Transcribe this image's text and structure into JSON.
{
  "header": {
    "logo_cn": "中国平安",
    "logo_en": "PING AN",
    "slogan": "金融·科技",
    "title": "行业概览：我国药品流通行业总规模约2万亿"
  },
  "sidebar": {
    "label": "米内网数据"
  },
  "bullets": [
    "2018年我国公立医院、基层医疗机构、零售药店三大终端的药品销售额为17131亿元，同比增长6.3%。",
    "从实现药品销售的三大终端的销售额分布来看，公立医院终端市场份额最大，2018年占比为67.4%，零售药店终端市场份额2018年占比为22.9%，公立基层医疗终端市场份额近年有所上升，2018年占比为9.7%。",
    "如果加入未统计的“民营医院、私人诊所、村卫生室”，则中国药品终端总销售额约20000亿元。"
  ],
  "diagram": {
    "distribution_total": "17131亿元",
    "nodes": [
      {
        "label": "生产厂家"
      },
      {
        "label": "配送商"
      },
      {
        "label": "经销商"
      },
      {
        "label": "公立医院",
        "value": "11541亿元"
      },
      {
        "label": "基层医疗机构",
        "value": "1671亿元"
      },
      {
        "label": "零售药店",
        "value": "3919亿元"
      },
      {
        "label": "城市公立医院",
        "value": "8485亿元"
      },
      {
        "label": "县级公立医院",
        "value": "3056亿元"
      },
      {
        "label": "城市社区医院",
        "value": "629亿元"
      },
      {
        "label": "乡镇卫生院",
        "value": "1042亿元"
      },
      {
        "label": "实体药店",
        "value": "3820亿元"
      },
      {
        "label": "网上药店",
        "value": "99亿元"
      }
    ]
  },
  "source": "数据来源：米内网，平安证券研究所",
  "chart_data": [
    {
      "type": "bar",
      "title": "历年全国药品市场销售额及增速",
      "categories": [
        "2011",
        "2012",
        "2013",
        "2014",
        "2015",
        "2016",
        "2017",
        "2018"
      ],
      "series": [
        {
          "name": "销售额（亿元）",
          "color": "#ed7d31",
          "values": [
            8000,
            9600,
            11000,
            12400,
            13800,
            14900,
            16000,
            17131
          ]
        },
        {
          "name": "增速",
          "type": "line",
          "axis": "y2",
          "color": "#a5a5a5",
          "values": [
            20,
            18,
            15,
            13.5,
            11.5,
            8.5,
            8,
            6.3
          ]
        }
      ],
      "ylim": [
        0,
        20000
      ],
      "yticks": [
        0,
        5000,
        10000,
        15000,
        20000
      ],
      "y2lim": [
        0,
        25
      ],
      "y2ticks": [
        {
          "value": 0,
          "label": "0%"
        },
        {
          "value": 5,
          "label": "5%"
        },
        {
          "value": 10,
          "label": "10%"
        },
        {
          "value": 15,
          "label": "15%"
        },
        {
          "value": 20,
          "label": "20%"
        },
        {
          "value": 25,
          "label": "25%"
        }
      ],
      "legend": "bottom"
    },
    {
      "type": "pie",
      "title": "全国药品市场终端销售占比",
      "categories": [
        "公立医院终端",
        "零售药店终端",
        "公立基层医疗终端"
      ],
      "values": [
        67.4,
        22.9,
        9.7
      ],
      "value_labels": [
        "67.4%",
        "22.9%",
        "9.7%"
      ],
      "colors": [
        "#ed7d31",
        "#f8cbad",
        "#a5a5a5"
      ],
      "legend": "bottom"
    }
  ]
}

# [TASK REQUIREMENTS]
Repeat the records above exactly, leaving none out.

# [EXPECTED ANSWER]
Transcribe this image's text and structure into JSON.
{
  "header": {
    "logo_cn": "中国平安",
    "logo_en": "PING AN",
    "slogan": "金融·科技",
    "title": "行业概览：我国药品流通行业总规模约2万亿"
  },
  "sidebar": {
    "label": "米内网数据"
  },
  "bullets": [
    "2018年我国公立医院、基层医疗机构、零售药店三大终端的药品销售额为17131亿元，同比增长6.3%。",
    "从实现药品销售的三大终端的销售额分布来看，公立医院终端市场份额最大，2018年占比为67.4%，零售药店终端市场份额2018年占比为22.9%，公立基层医疗终端市场份额近年有所上升，2018年占比为9.7%。",
    "如果加入未统计的“民营医院、私人诊所、村卫生室”，则中国药品终端总销售额约20000亿元。"
  ],
  "diagram": {
    "distribution_total": "17131亿元",
    "nodes": [
      {
        "label": "生产厂家"
      },
      {
        "label": "配送商"
      },
      {
        "label": "经销商"
      },
      {
        "label": "公立医院",
        "value": "11541亿元"
      },
      {
        "label": "基层医疗机构",
        "value": "1671亿元"
      },
      {
        "label": "零售药店",
        "value": "3919亿元"
      },
      {
        "label": "城市公立医院",
        "value": "8485亿元"
      },
      {
        "label": "县级公立医院",
        "value": "3056亿元"
      },
      {
        "label": "城市社区医院",
        "value": "629亿元"
      },
      {
        "label": "乡镇卫生院",
        "value": "1042亿元"
      },
      {
        "label": "实体药店",
        "value": "3820亿元"
      },
      {
        "label": "网上药店",
        "value": "99亿元"
      }
    ]
  },
  "source": "数据来源：米内网，平安证券研究所",
  "chart_data": [
    {
      "type": "bar",
      "title": "历年全国药品市场销售额及增速",
      "categories": [
        "2011",
        "2012",
        "2013",
        "2014",
        "2015",
        "2016",
        "2017",
        "2018"
      ],
      "series": [
        {
          "name": "销售额（亿元）",
          "color": "#ed7d31",
          "values": [
            8000,
            9600,
            11000,
            12400,
            13800,
            14900,
            16000,
            17131
          ]
        },
        {
          "name": "增速",
          "type": "line",
          "axis": "y2",
          "color": "#a5a5a5",
          "values": [
            20,
            18,
            15,
            13.5,
            11.5,
            8.5,
            8,
            6.3
          ]
        }
      ],
      "ylim": [
        0,
        20000
      ],
      "yticks": [
        0,
        5000,
        10000,
        15000,
        20000
      ],
      "y2lim": [
        0,
        25
      ],
      "y2ticks": [
        {
          "value": 0,
          "label": "0%"
        },
        {
          "value": 5,
          "label": "5%"
        },
        {
          "value": 10,
          "label": "10%"
        },
        {
          "value": 15,
          "label": "15%"
        },
        {
          "value": 20,
          "label": "20%"
        },
        {
          "value": 25,
          "label": "25%"
        }
      ],
      "legend": "bottom"
    },
    {
      "type": "pie",
      "title": "全国药品市场终端销售占比",
      "categories": [
        "公立医院终端",
        "零售药店终端",
        "公立基层医疗终端"
      ],
      "values": [
        67.4,
        22.9,
        9.7
      ],
      "value_labels": [
        "67.4%",
        "22.9%",
        "9.7%"
      ],
      "colors": [
        "#ed7d31",
        "#f8cbad",
        "#a5a5a5"
      ],
      "legend": "bottom"
    }
  ]
}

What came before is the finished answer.